■ EXERCISE OBJECTIVE
Reproduce every entry exactly and leave its pictures out.

■ AVAILABLE RECORDS
+===+
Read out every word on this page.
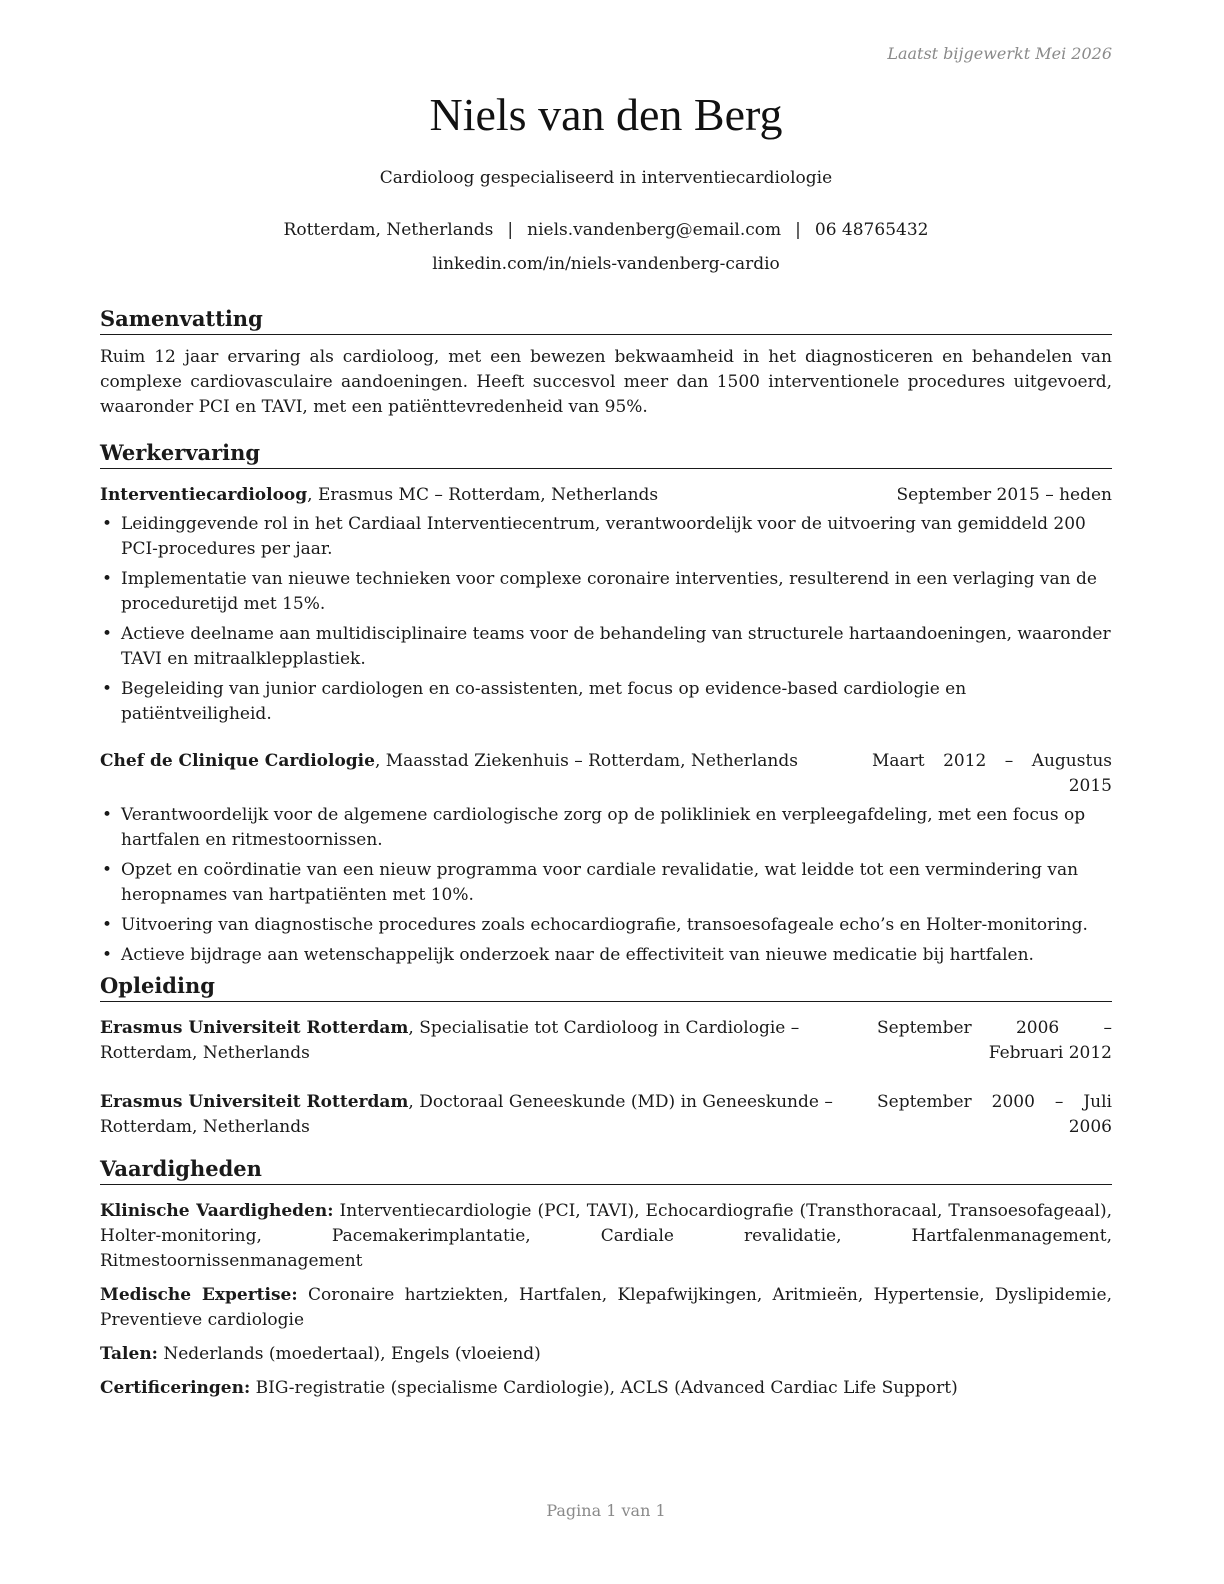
Laatst bijgewerkt Mei 2026
Niels van den Berg
Cardioloog gespecialiseerd in interventiecardiologie
Rotterdam, Netherlands | niels.vandenberg@email.com | 06 48765432
linkedin.com/in/niels-vandenberg-cardio
Samenvatting

Ruim 12 jaar ervaring als cardioloog, met een bewezen bekwaamheid in het diagnosticeren en behandelen van complexe cardiovasculaire aandoeningen. Heeft succesvol meer dan 1500 interventionele procedures uitgevoerd, waaronder PCI en TAVI, met een patiënttevredenheid van 95%.

Werkervaring
Interventiecardioloog, Erasmus MC – Rotterdam, Netherlands	September 2015 – heden
• Leidinggevende rol in het Cardiaal Interventiecentrum, verantwoordelijk voor de uitvoering van gemiddeld 200 PCI-procedures per jaar.
• Implementatie van nieuwe technieken voor complexe coronaire interventies, resulterend in een verlaging van de proceduretijd met 15%.
• Actieve deelname aan multidisciplinaire teams voor de behandeling van structurele hartaandoeningen, waaronder TAVI en mitraalklepplastiek.
• Begeleiding van junior cardiologen en co-assistenten, met focus op evidence-based cardiologie en patiëntveiligheid.
Chef de Clinique Cardiologie, Maasstad Ziekenhuis – Rotterdam, Netherlands	Maart 2012 – Augustus 2015
• Verantwoordelijk voor de algemene cardiologische zorg op de polikliniek en verpleegafdeling, met een focus op hartfalen en ritmestoornissen.
• Opzet en coördinatie van een nieuw programma voor cardiale revalidatie, wat leidde tot een vermindering van heropnames van hartpatiënten met 10%.
• Uitvoering van diagnostische procedures zoals echocardiografie, transoesofageale echo’s en Holter-monitoring.
• Actieve bijdrage aan wetenschappelijk onderzoek naar de effectiviteit van nieuwe medicatie bij hartfalen.
Opleiding
Erasmus Universiteit Rotterdam, Specialisatie tot Cardioloog in Cardiologie – Rotterdam, Netherlands
September 2006 – Februari 2012
Erasmus Universiteit Rotterdam, Doctoraal Geneeskunde (MD) in Geneeskunde – Rotterdam, Netherlands
September 2000 – Juli 2006
Vaardigheden

Klinische Vaardigheden: Interventiecardiologie (PCI, TAVI), Echocardiografie (Transthoracaal, Transoesofageaal), Holter-monitoring, Pacemakerimplantatie, Cardiale revalidatie, Hartfalenmanagement, Ritmestoornissenmanagement

Medische Expertise: Coronaire hartziekten, Hartfalen, Klepafwijkingen, Aritmieën, Hypertensie, Dyslipidemie, Preventieve cardiologie

Talen: Nederlands (moedertaal), Engels (vloeiend)

Certificeringen: BIG-registratie (specialisme Cardiologie), ACLS (Advanced Cardiac Life Support)

Pagina 1 van 1
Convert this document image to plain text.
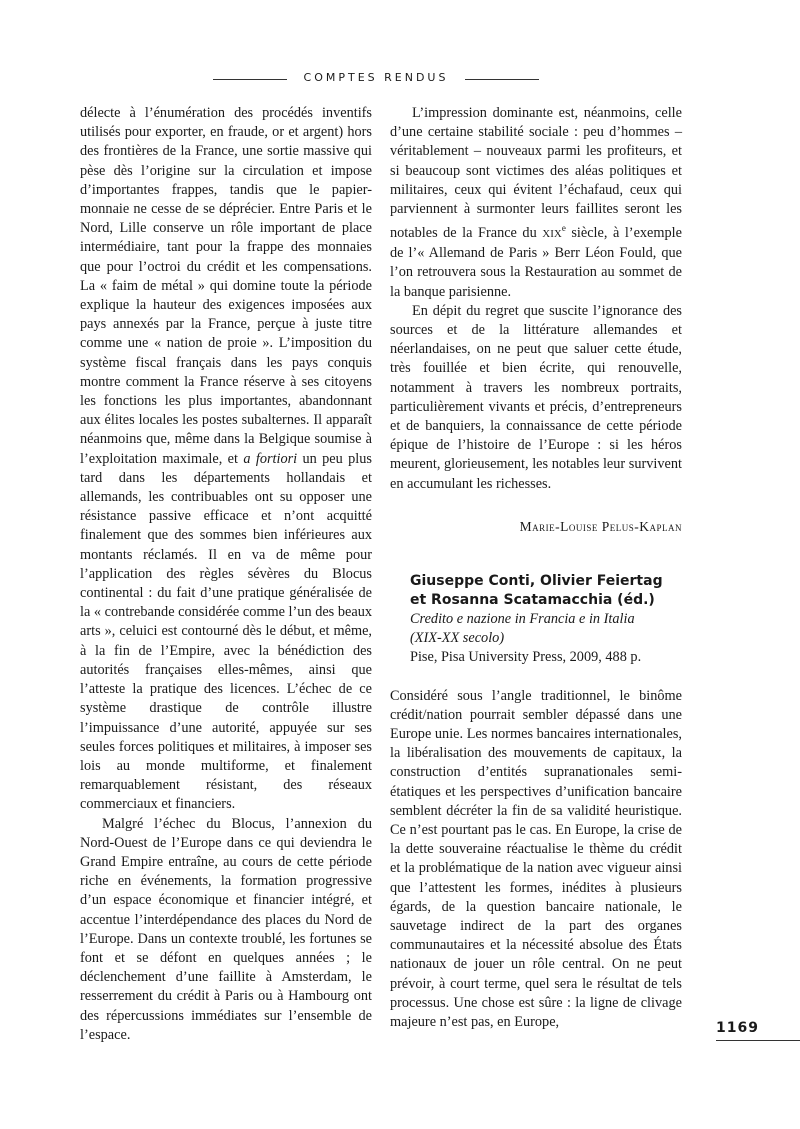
COMPTES RENDUS

délecte à l’énumération des procédés inventifs utilisés pour exporter, en fraude, or et argent) hors des frontières de la France, une sortie massive qui pèse dès l’origine sur la circulation et impose d’importantes frappes, tandis que le papier-monnaie ne cesse de se déprécier. Entre Paris et le Nord, Lille conserve un rôle important de place intermédiaire, tant pour la frappe des monnaies que pour l’octroi du crédit et les compensations. La « faim de métal » qui domine toute la période explique la hauteur des exigences imposées aux pays annexés par la France, perçue à juste titre comme une « nation de proie ». L’imposition du système fiscal français dans les pays conquis montre comment la France réserve à ses citoyens les fonctions les plus importantes, abandonnant aux élites locales les postes subalternes. Il apparaît néanmoins que, même dans la Belgique soumise à l’exploitation maximale, et a fortiori un peu plus tard dans les départements hollandais et allemands, les contribuables ont su opposer une résistance passive efficace et n’ont acquitté finalement que des sommes bien inférieures aux montants réclamés. Il en va de même pour l’application des règles sévères du Blocus continental : du fait d’une pratique généralisée de la « contrebande considérée comme l’un des beaux arts », celuici est contourné dès le début, et même, à la fin de l’Empire, avec la bénédiction des autorités françaises elles-mêmes, ainsi que l’atteste la pratique des licences. L’échec de ce système drastique de contrôle illustre l’impuissance d’une autorité, appuyée sur ses seules forces politiques et militaires, à imposer ses lois au monde multiforme, et finalement remarquablement résistant, des réseaux commerciaux et financiers.

Malgré l’échec du Blocus, l’annexion du Nord-Ouest de l’Europe dans ce qui deviendra le Grand Empire entraîne, au cours de cette période riche en événements, la formation progressive d’un espace économique et financier intégré, et accentue l’interdépendance des places du Nord de l’Europe. Dans un contexte troublé, les fortunes se font et se défont en quelques années ; le déclenchement d’une faillite à Amsterdam, le resserrement du crédit à Paris ou à Hambourg ont des répercussions immédiates sur l’ensemble de l’espace.

L’impression dominante est, néanmoins, celle d’une certaine stabilité sociale : peu d’hommes – véritablement – nouveaux parmi les profiteurs, et si beaucoup sont victimes des aléas politiques et militaires, ceux qui évitent l’échafaud, ceux qui parviennent à surmonter leurs faillites seront les notables de la France du XIXe siècle, à l’exemple de l’« Allemand de Paris » Berr Léon Fould, que l’on retrouvera sous la Restauration au sommet de la banque parisienne.

En dépit du regret que suscite l’ignorance des sources et de la littérature allemandes et néerlandaises, on ne peut que saluer cette étude, très fouillée et bien écrite, qui renouvelle, notamment à travers les nombreux portraits, particulièrement vivants et précis, d’entrepreneurs et de banquiers, la connaissance de cette période épique de l’histoire de l’Europe : si les héros meurent, glorieusement, les notables leur survivent en accumulant les richesses.

Marie-Louise Pelus-Kaplan

Giuseppe Conti, Olivier Feiertag
et Rosanna Scatamacchia (éd.)
Credito e nazione in Francia e in Italia
(XIX-XX secolo)
Pise, Pisa University Press, 2009, 488 p.

Considéré sous l’angle traditionnel, le binôme crédit/nation pourrait sembler dépassé dans une Europe unie. Les normes bancaires internationales, la libéralisation des mouvements de capitaux, la construction d’entités supranationales semi-étatiques et les perspectives d’unification bancaire semblent décréter la fin de sa validité heuristique. Ce n’est pourtant pas le cas. En Europe, la crise de la dette souveraine réactualise le thème du crédit et la problématique de la nation avec vigueur ainsi que l’attestent les formes, inédites à plusieurs égards, de la question bancaire nationale, le sauvetage indirect de la part des organes communautaires et la nécessité absolue des États nationaux de jouer un rôle central. On ne peut prévoir, à court terme, quel sera le résultat de tels processus. Une chose est sûre : la ligne de clivage majeure n’est pas, en Europe,	1169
+===+
■ ANSWER TO THIS EXERCISE
Read out every word on this page.
Laatst bijgewerkt Mei 2026
Niels van den Berg
Cardioloog gespecialiseerd in interventiecardiologie
Rotterdam, Netherlands | niels.vandenberg@email.com | 06 48765432
linkedin.com/in/niels-vandenberg-cardio
Samenvatting

Ruim 12 jaar ervaring als cardioloog, met een bewezen bekwaamheid in het diagnosticeren en behandelen van complexe cardiovasculaire aandoeningen. Heeft succesvol meer dan 1500 interventionele procedures uitgevoerd, waaronder PCI en TAVI, met een patiënttevredenheid van 95%.

Werkervaring
Interventiecardioloog, Erasmus MC – Rotterdam, Netherlands	September 2015 – heden
• Leidinggevende rol in het Cardiaal Interventiecentrum, verantwoordelijk voor de uitvoering van gemiddeld 200 PCI-procedures per jaar.
• Implementatie van nieuwe technieken voor complexe coronaire interventies, resulterend in een verlaging van de proceduretijd met 15%.
• Actieve deelname aan multidisciplinaire teams voor de behandeling van structurele hartaandoeningen, waaronder TAVI en mitraalklepplastiek.
• Begeleiding van junior cardiologen en co-assistenten, met focus op evidence-based cardiologie en patiëntveiligheid.
Chef de Clinique Cardiologie, Maasstad Ziekenhuis – Rotterdam, Netherlands	Maart 2012 – Augustus 2015
• Verantwoordelijk voor de algemene cardiologische zorg op de polikliniek en verpleegafdeling, met een focus op hartfalen en ritmestoornissen.
• Opzet en coördinatie van een nieuw programma voor cardiale revalidatie, wat leidde tot een vermindering van heropnames van hartpatiënten met 10%.
• Uitvoering van diagnostische procedures zoals echocardiografie, transoesofageale echo’s en Holter-monitoring.
• Actieve bijdrage aan wetenschappelijk onderzoek naar de effectiviteit van nieuwe medicatie bij hartfalen.
Opleiding
Erasmus Universiteit Rotterdam, Specialisatie tot Cardioloog in Cardiologie – Rotterdam, Netherlands
September 2006 – Februari 2012
Erasmus Universiteit Rotterdam, Doctoraal Geneeskunde (MD) in Geneeskunde – Rotterdam, Netherlands
September 2000 – Juli 2006
Vaardigheden

Klinische Vaardigheden: Interventiecardiologie (PCI, TAVI), Echocardiografie (Transthoracaal, Transoesofageaal), Holter-monitoring, Pacemakerimplantatie, Cardiale revalidatie, Hartfalenmanagement, Ritmestoornissenmanagement

Medische Expertise: Coronaire hartziekten, Hartfalen, Klepafwijkingen, Aritmieën, Hypertensie, Dyslipidemie, Preventieve cardiologie

Talen: Nederlands (moedertaal), Engels (vloeiend)

Certificeringen: BIG-registratie (specialisme Cardiologie), ACLS (Advanced Cardiac Life Support)

Pagina 1 van 1
Convert this document image to plain text.
COMPTES RENDUS

délecte à l’énumération des procédés inventifs utilisés pour exporter, en fraude, or et argent) hors des frontières de la France, une sortie massive qui pèse dès l’origine sur la circulation et impose d’importantes frappes, tandis que le papier-monnaie ne cesse de se déprécier. Entre Paris et le Nord, Lille conserve un rôle important de place intermédiaire, tant pour la frappe des monnaies que pour l’octroi du crédit et les compensations. La « faim de métal » qui domine toute la période explique la hauteur des exigences imposées aux pays annexés par la France, perçue à juste titre comme une « nation de proie ». L’imposition du système fiscal français dans les pays conquis montre comment la France réserve à ses citoyens les fonctions les plus importantes, abandonnant aux élites locales les postes subalternes. Il apparaît néanmoins que, même dans la Belgique soumise à l’exploitation maximale, et a fortiori un peu plus tard dans les départements hollandais et allemands, les contribuables ont su opposer une résistance passive efficace et n’ont acquitté finalement que des sommes bien inférieures aux montants réclamés. Il en va de même pour l’application des règles sévères du Blocus continental : du fait d’une pratique généralisée de la « contrebande considérée comme l’un des beaux arts », celuici est contourné dès le début, et même, à la fin de l’Empire, avec la bénédiction des autorités françaises elles-mêmes, ainsi que l’atteste la pratique des licences. L’échec de ce système drastique de contrôle illustre l’impuissance d’une autorité, appuyée sur ses seules forces politiques et militaires, à imposer ses lois au monde multiforme, et finalement remarquablement résistant, des réseaux commerciaux et financiers.

Malgré l’échec du Blocus, l’annexion du Nord-Ouest de l’Europe dans ce qui deviendra le Grand Empire entraîne, au cours de cette période riche en événements, la formation progressive d’un espace économique et financier intégré, et accentue l’interdépendance des places du Nord de l’Europe. Dans un contexte troublé, les fortunes se font et se défont en quelques années ; le déclenchement d’une faillite à Amsterdam, le resserrement du crédit à Paris ou à Hambourg ont des répercussions immédiates sur l’ensemble de l’espace.

L’impression dominante est, néanmoins, celle d’une certaine stabilité sociale : peu d’hommes – véritablement – nouveaux parmi les profiteurs, et si beaucoup sont victimes des aléas politiques et militaires, ceux qui évitent l’échafaud, ceux qui parviennent à surmonter leurs faillites seront les notables de la France du XIXe siècle, à l’exemple de l’« Allemand de Paris » Berr Léon Fould, que l’on retrouvera sous la Restauration au sommet de la banque parisienne.

En dépit du regret que suscite l’ignorance des sources et de la littérature allemandes et néerlandaises, on ne peut que saluer cette étude, très fouillée et bien écrite, qui renouvelle, notamment à travers les nombreux portraits, particulièrement vivants et précis, d’entrepreneurs et de banquiers, la connaissance de cette période épique de l’histoire de l’Europe : si les héros meurent, glorieusement, les notables leur survivent en accumulant les richesses.

Marie-Louise Pelus-Kaplan

Giuseppe Conti, Olivier Feiertag
et Rosanna Scatamacchia (éd.)
Credito e nazione in Francia e in Italia
(XIX-XX secolo)
Pise, Pisa University Press, 2009, 488 p.

Considéré sous l’angle traditionnel, le binôme crédit/nation pourrait sembler dépassé dans une Europe unie. Les normes bancaires internationales, la libéralisation des mouvements de capitaux, la construction d’entités supranationales semi-étatiques et les perspectives d’unification bancaire semblent décréter la fin de sa validité heuristique. Ce n’est pourtant pas le cas. En Europe, la crise de la dette souveraine réactualise le thème du crédit et la problématique de la nation avec vigueur ainsi que l’attestent les formes, inédites à plusieurs égards, de la question bancaire nationale, le sauvetage indirect de la part des organes communautaires et la nécessité absolue des États nationaux de jouer un rôle central. On ne peut prévoir, à court terme, quel sera le résultat de tels processus. Une chose est sûre : la ligne de clivage majeure n’est pas, en Europe,	1169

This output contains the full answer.